Rows from a dataset
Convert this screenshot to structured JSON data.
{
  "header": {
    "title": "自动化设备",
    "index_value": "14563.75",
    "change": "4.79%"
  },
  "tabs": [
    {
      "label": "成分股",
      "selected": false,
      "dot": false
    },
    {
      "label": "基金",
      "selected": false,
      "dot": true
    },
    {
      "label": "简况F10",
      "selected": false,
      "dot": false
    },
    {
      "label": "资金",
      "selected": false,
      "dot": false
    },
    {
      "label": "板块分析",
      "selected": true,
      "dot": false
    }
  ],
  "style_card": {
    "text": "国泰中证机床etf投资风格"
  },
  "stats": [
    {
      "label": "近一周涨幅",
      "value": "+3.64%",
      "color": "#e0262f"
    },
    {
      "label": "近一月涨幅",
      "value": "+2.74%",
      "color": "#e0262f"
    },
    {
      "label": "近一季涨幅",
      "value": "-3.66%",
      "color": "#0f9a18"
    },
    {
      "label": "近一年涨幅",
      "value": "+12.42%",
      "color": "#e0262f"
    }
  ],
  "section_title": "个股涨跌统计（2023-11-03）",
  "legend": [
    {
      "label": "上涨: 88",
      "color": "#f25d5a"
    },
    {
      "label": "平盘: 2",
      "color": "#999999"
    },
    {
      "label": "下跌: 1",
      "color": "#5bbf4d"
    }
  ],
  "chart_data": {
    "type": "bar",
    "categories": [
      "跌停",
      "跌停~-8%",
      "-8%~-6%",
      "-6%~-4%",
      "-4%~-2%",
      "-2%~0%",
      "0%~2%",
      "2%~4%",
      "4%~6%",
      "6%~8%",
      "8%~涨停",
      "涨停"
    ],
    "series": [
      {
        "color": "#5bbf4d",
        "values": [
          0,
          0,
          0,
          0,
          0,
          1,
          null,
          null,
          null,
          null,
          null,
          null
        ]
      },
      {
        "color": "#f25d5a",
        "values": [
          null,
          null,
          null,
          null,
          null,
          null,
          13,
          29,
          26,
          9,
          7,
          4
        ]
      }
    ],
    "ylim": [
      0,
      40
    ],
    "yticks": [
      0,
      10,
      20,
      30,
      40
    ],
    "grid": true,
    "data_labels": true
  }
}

__Problem details__
Each line in the listing above either holds the string "color" or does not; state how many do, giving the number only.

__Task output__
9